**WHAT IS REQUIRED**
Scan the entries below and report only how many lines contain "JSON".

── EXTRACTED DATA

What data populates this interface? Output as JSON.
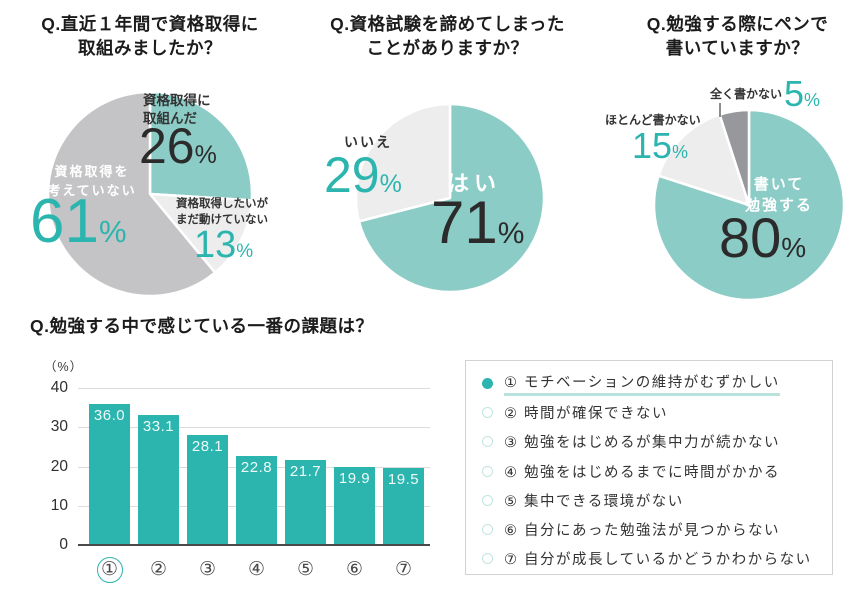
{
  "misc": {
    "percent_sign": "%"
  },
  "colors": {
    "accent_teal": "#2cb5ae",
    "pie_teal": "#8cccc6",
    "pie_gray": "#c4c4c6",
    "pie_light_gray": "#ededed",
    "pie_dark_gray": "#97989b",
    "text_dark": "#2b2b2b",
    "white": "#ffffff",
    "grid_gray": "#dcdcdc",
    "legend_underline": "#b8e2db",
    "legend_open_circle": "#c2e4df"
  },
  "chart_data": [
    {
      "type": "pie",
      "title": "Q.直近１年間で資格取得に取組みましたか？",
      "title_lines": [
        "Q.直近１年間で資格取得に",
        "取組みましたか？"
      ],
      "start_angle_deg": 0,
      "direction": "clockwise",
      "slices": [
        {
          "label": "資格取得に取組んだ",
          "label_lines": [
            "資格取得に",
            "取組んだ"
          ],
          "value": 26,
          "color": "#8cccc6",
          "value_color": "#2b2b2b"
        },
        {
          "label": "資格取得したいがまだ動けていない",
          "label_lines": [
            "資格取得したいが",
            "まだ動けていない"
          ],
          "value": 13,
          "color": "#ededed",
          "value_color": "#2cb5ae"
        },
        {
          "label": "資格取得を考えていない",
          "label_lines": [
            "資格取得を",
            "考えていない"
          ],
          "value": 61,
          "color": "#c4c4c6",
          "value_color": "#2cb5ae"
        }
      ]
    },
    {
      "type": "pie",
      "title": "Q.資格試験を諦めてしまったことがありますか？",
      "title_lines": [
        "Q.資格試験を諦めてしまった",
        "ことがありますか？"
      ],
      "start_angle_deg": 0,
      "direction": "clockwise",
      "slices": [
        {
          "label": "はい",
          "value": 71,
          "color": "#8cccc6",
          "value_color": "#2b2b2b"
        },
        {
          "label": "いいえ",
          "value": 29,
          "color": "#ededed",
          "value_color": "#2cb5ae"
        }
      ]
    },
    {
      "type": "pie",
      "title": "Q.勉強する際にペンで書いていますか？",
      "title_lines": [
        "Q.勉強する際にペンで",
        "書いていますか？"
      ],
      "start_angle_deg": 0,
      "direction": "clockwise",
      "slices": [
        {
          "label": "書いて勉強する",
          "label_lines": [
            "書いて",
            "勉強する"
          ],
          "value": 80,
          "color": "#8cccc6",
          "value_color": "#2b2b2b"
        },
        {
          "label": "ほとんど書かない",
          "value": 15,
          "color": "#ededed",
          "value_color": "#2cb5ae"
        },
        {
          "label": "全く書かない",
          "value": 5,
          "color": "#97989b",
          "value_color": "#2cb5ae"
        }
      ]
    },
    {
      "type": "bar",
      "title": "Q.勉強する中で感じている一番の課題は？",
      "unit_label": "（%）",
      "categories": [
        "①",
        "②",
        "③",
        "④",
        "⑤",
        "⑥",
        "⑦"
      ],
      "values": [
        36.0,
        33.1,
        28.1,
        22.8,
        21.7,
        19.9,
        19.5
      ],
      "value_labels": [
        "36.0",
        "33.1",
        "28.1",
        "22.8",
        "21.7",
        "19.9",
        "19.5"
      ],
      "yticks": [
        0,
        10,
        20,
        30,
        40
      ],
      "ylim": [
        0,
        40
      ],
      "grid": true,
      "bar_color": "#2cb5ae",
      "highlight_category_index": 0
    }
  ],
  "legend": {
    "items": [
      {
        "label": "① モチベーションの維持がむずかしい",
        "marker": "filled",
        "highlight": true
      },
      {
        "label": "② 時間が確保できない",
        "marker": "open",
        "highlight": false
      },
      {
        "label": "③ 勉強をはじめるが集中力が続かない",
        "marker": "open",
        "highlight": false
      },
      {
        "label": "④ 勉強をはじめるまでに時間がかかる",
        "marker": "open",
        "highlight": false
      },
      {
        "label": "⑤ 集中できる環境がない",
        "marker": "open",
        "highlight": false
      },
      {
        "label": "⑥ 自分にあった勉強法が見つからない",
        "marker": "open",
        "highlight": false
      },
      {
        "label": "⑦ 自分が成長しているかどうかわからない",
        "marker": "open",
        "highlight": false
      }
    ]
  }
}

────
── EXTRACTED DATA

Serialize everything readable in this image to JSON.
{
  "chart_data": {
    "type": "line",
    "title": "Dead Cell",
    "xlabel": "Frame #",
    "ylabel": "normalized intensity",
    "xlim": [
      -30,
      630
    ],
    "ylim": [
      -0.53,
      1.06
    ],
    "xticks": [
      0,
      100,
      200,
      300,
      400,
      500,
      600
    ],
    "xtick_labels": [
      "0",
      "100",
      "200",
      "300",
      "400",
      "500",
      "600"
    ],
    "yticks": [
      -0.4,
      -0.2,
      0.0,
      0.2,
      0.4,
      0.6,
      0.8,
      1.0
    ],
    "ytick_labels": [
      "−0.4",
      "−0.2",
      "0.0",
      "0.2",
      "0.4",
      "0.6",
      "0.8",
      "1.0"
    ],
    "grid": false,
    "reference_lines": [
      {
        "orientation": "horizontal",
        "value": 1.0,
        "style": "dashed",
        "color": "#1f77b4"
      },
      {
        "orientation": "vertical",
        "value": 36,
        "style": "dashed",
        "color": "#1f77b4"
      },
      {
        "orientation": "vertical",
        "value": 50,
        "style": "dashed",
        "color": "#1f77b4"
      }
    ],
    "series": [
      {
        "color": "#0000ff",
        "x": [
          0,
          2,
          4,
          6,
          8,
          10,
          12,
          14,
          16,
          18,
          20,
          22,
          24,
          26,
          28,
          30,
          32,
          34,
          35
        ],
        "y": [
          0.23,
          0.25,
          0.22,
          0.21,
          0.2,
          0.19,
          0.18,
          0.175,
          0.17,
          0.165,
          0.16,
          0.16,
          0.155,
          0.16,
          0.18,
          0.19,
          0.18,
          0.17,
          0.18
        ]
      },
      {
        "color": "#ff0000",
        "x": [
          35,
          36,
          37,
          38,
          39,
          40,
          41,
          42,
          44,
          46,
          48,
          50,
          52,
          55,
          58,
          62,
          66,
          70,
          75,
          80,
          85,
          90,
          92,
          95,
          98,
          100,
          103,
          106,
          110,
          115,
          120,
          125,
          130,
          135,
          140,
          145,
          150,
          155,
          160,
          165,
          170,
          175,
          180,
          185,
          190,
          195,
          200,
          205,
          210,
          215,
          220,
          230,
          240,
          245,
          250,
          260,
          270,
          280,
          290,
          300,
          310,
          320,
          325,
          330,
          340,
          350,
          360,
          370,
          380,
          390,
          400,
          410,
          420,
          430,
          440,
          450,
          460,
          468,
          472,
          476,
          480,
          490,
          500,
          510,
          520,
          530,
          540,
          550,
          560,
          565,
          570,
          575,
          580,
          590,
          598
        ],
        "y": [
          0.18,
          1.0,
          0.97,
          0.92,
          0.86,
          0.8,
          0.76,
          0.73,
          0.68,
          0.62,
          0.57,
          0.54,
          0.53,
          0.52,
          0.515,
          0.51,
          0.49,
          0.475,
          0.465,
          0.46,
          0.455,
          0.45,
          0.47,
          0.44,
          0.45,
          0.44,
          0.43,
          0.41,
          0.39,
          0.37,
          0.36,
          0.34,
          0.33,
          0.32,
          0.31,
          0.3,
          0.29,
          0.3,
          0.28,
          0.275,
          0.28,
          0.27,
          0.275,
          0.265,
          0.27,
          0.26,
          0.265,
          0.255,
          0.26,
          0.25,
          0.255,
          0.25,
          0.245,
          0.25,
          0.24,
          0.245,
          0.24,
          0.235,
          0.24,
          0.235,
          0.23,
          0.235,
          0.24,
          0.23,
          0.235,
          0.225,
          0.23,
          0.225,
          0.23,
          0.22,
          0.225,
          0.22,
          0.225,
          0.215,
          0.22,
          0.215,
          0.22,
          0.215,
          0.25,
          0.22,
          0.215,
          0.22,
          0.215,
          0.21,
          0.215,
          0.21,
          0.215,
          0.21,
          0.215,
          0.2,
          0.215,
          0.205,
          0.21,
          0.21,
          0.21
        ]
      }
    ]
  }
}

────

**RESULT OF THE TASK**
2